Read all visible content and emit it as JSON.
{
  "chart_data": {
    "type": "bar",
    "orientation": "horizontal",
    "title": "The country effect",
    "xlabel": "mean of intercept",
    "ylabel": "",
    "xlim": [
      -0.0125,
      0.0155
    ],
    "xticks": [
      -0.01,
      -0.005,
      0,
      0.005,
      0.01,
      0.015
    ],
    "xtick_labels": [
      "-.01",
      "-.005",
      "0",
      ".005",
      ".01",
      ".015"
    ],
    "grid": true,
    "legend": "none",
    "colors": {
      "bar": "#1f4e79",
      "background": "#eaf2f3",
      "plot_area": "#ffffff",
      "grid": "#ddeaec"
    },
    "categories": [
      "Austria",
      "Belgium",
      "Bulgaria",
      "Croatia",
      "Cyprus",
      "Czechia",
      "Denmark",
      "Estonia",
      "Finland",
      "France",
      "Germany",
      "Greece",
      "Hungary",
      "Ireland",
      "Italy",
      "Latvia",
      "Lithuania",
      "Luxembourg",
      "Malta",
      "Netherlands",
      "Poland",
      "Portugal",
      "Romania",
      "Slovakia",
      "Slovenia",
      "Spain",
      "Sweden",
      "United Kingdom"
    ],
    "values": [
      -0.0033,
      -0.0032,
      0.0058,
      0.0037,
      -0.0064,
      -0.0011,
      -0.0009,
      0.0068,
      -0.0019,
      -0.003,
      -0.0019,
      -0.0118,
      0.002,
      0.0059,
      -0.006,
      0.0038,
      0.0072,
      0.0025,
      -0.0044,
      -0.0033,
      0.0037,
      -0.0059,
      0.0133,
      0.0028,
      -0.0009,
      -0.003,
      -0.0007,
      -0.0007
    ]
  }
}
################
• [EXERCISE DETAILS] Exact copies of all the records are required.

• [RESPONSE BELOW]
Read all visible content and emit it as JSON.
{
  "chart_data": {
    "type": "bar",
    "orientation": "horizontal",
    "title": "The country effect",
    "xlabel": "mean of intercept",
    "ylabel": "",
    "xlim": [
      -0.0125,
      0.0155
    ],
    "xticks": [
      -0.01,
      -0.005,
      0,
      0.005,
      0.01,
      0.015
    ],
    "xtick_labels": [
      "-.01",
      "-.005",
      "0",
      ".005",
      ".01",
      ".015"
    ],
    "grid": true,
    "legend": "none",
    "colors": {
      "bar": "#1f4e79",
      "background": "#eaf2f3",
      "plot_area": "#ffffff",
      "grid": "#ddeaec"
    },
    "categories": [
      "Austria",
      "Belgium",
      "Bulgaria",
      "Croatia",
      "Cyprus",
      "Czechia",
      "Denmark",
      "Estonia",
      "Finland",
      "France",
      "Germany",
      "Greece",
      "Hungary",
      "Ireland",
      "Italy",
      "Latvia",
      "Lithuania",
      "Luxembourg",
      "Malta",
      "Netherlands",
      "Poland",
      "Portugal",
      "Romania",
      "Slovakia",
      "Slovenia",
      "Spain",
      "Sweden",
      "United Kingdom"
    ],
    "values": [
      -0.0033,
      -0.0032,
      0.0058,
      0.0037,
      -0.0064,
      -0.0011,
      -0.0009,
      0.0068,
      -0.0019,
      -0.003,
      -0.0019,
      -0.0118,
      0.002,
      0.0059,
      -0.006,
      0.0038,
      0.0072,
      0.0025,
      -0.0044,
      -0.0033,
      0.0037,
      -0.0059,
      0.0133,
      0.0028,
      -0.0009,
      -0.003,
      -0.0007,
      -0.0007
    ]
  }
}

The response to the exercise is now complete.